**YOUR OBJECTIVE**
Check each line of the listing, and copy it if it contains the word "bottle".

— Start of DATASET ENTRIES —

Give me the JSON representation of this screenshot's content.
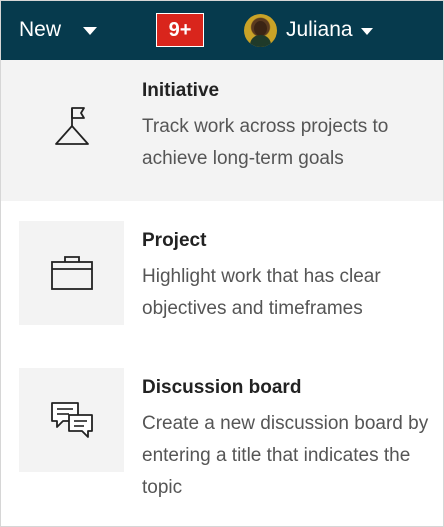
{
  "topbar": {
    "new_label": "New",
    "notification_count": "9+",
    "user_name": "Juliana"
  },
  "menu": {
    "items": [
      {
        "title": "Initiative",
        "description": "Track work across projects to achieve long-term goals",
        "icon": "flag-on-hill-icon"
      },
      {
        "title": "Project",
        "description": "Highlight work that has clear objectives and timeframes",
        "icon": "briefcase-icon"
      },
      {
        "title": "Discussion board",
        "description": "Create a new discussion board by entering a title that indicates the topic",
        "icon": "chat-bubbles-icon"
      }
    ]
  },
  "colors": {
    "topbar_bg": "#063a4d",
    "notification_bg": "#d9251c",
    "highlight_bg": "#f3f3f3"
  }
}
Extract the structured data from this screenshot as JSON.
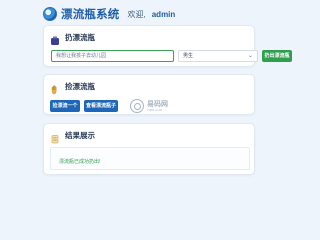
{
  "header": {
    "title": "漂流瓶系统",
    "welcome": "欢迎,",
    "username": "admin"
  },
  "throw_section": {
    "title": "扔漂流瓶",
    "input_value": "我想让我孩子去幼儿园",
    "gender_value": "男生",
    "button_label": "扔出漂流瓶"
  },
  "pick_section": {
    "title": "捡漂流瓶",
    "pick_button_label": "捡漂流一个",
    "view_button_label": "查看漂流瓶子",
    "watermark_main": "易码网",
    "watermark_sub": "YIMA.COM"
  },
  "result_section": {
    "title": "结果展示",
    "result_text": "漂流瓶已成功扔出!"
  },
  "colors": {
    "brand": "#1f5fa8",
    "primary_button": "#1e66b8",
    "success": "#2f9e4f",
    "background": "#eef4fb"
  },
  "icons": {
    "logo": "bottle-logo-icon",
    "throw": "bottle-icon",
    "pick": "hand-icon",
    "result": "scroll-icon"
  }
}
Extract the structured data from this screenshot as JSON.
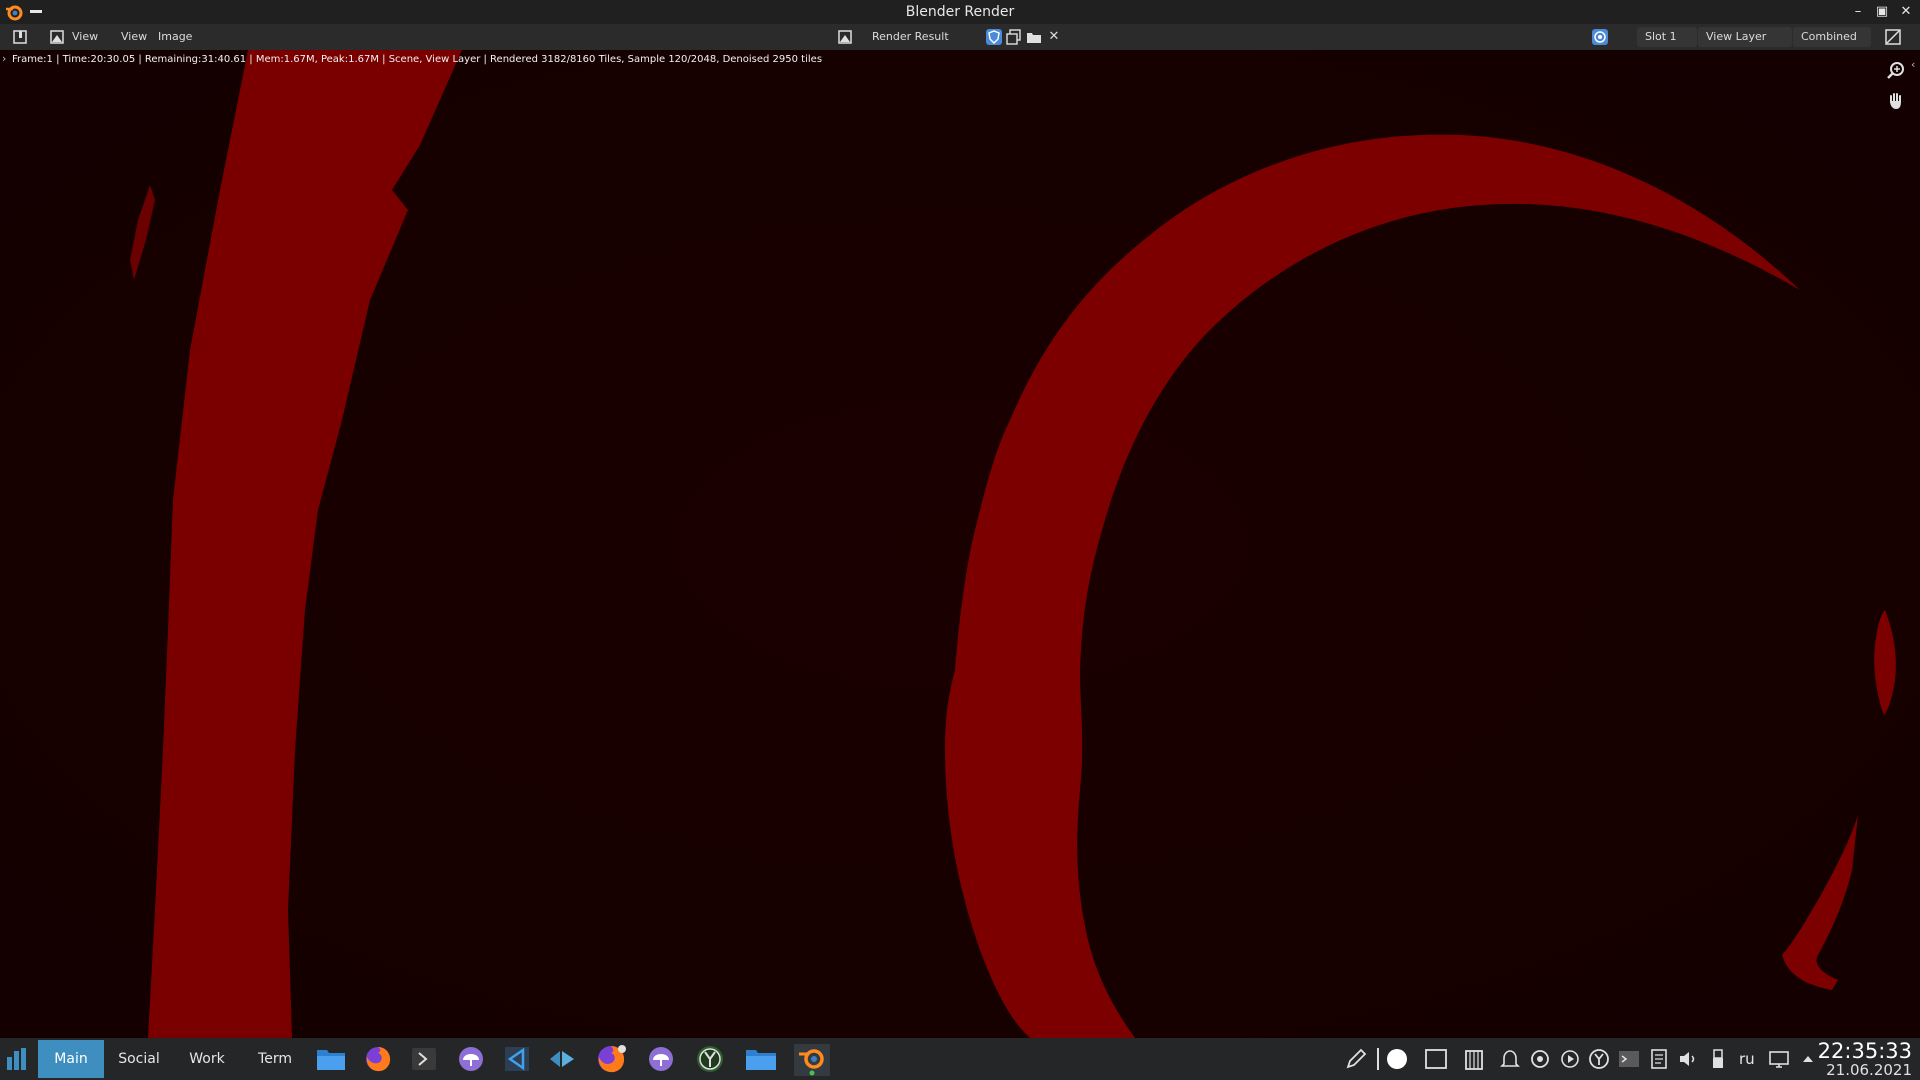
{
  "window": {
    "title": "Blender Render"
  },
  "header": {
    "editor_menu_view": "View",
    "menu_view": "View",
    "menu_image": "Image",
    "image_name": "Render Result",
    "slot": "Slot 1",
    "view_layer": "View Layer",
    "pass": "Combined"
  },
  "render": {
    "stats": "Frame:1 | Time:20:30.05 | Remaining:31:40.61 | Mem:1.67M, Peak:1.67M | Scene, View Layer | Rendered 3182/8160 Tiles, Sample 120/2048, Denoised 2950 tiles",
    "colors": {
      "background": "#1a0001",
      "shape": "#7d0000"
    }
  },
  "taskbar": {
    "desktops": [
      "Main",
      "Social",
      "Work",
      "Term"
    ],
    "active_desktop": "Main",
    "apps": [
      "file-manager-icon",
      "firefox-icon",
      "terminal-icon",
      "cloud-icon",
      "vscode-icon",
      "kdeconnect-icon",
      "firefox-icon",
      "cloud-icon",
      "yggdrasil-icon",
      "file-manager-icon",
      "blender-icon"
    ],
    "tray": [
      "pen-icon",
      "circle-icon",
      "window-icon",
      "clipboard-icon",
      "bell-icon",
      "vpn-icon",
      "media-icon",
      "yggdrasil-icon",
      "console-icon",
      "notes-icon",
      "volume-icon",
      "usb-icon",
      "network-icon",
      "expand-arrow-icon"
    ],
    "keyboard_layout": "ru",
    "time": "22:35:33",
    "date": "21.06.2021",
    "accent": "#3e8fc0"
  }
}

— End of DATASET ENTRIES —

**EXERCISE RESPONSE**
    "logo": "bottle-logo-icon",
    "throw": "bottle-icon",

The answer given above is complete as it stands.